→ Task instructions:
A line counts if it contains the string "this"; say how many such lines there are, giving only the number.

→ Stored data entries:
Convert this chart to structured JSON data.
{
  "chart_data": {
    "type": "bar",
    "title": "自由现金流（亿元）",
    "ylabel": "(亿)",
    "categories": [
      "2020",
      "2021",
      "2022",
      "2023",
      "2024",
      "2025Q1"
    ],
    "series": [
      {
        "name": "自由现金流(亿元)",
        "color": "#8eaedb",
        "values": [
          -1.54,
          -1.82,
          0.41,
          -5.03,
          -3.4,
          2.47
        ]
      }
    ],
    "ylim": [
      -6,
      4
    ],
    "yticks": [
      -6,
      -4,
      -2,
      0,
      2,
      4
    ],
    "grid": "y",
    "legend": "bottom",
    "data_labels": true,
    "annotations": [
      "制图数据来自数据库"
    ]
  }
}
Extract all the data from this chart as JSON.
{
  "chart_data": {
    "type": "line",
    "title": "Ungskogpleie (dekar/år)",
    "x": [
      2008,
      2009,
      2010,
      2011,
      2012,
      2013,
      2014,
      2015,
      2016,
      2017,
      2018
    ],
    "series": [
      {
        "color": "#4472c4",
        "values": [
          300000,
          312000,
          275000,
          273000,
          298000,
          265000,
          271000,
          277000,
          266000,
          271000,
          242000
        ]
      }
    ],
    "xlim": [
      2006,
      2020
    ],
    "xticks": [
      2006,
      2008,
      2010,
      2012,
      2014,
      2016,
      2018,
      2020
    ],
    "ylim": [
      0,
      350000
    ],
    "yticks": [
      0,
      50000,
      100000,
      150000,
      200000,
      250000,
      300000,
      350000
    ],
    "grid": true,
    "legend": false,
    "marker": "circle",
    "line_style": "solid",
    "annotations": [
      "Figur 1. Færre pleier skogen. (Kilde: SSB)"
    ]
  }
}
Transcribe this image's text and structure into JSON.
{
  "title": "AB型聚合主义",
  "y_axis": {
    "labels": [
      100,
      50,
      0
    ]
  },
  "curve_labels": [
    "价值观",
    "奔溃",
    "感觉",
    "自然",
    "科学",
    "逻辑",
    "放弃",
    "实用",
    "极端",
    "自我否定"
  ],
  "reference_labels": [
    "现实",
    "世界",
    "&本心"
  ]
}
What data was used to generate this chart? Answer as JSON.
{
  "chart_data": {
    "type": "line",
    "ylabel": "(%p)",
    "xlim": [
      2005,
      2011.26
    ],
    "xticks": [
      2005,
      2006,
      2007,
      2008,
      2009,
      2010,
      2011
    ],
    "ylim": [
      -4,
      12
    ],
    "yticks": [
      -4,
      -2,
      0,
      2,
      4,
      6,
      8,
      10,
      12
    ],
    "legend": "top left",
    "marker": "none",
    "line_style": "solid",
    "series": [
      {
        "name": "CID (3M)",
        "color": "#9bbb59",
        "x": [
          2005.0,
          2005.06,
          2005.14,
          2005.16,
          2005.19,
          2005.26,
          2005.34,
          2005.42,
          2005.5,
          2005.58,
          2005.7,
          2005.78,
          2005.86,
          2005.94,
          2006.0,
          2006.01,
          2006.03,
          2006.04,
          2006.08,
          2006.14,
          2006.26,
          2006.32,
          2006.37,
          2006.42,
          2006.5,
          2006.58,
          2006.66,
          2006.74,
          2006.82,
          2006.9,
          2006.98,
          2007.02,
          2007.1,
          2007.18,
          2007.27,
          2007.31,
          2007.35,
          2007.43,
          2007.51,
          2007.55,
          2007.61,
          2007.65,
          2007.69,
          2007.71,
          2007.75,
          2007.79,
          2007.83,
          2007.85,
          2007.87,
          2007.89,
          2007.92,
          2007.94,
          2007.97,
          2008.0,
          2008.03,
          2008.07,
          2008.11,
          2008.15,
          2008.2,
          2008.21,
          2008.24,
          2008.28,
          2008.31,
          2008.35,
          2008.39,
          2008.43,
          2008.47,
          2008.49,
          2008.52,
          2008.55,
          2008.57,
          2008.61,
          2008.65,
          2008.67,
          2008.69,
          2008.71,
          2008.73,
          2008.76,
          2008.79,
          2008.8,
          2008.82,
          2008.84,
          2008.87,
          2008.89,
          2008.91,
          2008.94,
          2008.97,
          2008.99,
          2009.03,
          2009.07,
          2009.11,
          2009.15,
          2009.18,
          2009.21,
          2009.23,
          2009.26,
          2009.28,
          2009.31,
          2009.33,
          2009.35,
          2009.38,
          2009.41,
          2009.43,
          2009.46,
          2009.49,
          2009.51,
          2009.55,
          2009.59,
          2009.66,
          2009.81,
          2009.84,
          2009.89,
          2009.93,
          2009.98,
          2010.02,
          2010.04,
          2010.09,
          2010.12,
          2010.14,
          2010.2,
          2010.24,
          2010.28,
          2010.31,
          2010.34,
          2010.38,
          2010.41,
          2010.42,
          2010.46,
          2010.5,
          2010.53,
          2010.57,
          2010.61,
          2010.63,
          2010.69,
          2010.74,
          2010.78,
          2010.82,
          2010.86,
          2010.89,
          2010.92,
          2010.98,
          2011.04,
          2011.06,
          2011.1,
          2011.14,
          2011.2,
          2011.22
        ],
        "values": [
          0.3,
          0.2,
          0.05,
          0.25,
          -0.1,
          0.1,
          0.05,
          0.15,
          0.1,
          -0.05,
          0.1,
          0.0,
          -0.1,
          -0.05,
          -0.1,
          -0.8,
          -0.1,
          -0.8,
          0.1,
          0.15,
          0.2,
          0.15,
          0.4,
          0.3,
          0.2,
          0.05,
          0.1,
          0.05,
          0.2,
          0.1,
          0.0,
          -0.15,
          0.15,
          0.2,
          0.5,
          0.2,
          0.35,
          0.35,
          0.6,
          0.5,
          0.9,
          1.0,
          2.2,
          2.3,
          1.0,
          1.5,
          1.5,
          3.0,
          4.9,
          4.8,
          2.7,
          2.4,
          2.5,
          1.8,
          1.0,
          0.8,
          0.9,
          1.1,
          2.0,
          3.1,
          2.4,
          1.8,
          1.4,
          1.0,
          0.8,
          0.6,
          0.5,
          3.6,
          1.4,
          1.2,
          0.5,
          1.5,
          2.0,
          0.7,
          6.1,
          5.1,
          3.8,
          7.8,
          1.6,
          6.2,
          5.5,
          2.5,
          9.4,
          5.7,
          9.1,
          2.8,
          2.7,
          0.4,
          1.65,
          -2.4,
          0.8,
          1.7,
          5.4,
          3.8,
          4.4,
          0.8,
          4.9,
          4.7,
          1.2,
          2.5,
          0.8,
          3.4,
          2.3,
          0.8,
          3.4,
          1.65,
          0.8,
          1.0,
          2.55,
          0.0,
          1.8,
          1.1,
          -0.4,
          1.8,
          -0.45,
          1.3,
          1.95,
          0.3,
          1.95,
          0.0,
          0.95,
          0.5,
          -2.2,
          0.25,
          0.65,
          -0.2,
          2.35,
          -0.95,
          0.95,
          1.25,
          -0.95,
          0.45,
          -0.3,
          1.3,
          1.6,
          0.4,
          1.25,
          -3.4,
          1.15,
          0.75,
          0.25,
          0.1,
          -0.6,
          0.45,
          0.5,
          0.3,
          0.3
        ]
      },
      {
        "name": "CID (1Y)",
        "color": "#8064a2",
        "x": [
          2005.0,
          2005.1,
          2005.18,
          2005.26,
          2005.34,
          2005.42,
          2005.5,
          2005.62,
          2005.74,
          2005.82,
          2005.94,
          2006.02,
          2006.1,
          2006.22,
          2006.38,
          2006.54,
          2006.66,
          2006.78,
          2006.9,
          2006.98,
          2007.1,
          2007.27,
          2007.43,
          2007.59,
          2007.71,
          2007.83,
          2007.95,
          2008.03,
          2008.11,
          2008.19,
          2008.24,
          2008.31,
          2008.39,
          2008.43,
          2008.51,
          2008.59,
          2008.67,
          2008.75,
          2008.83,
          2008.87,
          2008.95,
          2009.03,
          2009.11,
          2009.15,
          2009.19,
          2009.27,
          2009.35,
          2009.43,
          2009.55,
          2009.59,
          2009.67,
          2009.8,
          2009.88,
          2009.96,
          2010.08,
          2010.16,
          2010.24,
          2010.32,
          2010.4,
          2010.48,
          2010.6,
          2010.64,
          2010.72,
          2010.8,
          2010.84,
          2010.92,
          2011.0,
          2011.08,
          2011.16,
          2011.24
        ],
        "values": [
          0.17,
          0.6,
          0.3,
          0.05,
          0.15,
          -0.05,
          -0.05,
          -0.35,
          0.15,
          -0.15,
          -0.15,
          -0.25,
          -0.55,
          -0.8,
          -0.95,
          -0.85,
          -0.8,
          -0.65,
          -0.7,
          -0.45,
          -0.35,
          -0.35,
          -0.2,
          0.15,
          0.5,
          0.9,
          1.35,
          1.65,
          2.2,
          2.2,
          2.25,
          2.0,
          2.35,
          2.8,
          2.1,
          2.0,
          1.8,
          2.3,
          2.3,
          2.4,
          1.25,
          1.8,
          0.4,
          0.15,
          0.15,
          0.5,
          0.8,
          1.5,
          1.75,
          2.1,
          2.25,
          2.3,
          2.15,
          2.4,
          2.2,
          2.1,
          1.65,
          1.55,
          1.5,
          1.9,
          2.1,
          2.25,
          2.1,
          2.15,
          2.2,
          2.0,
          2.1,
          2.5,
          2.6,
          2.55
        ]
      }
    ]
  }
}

→ Written answer:
4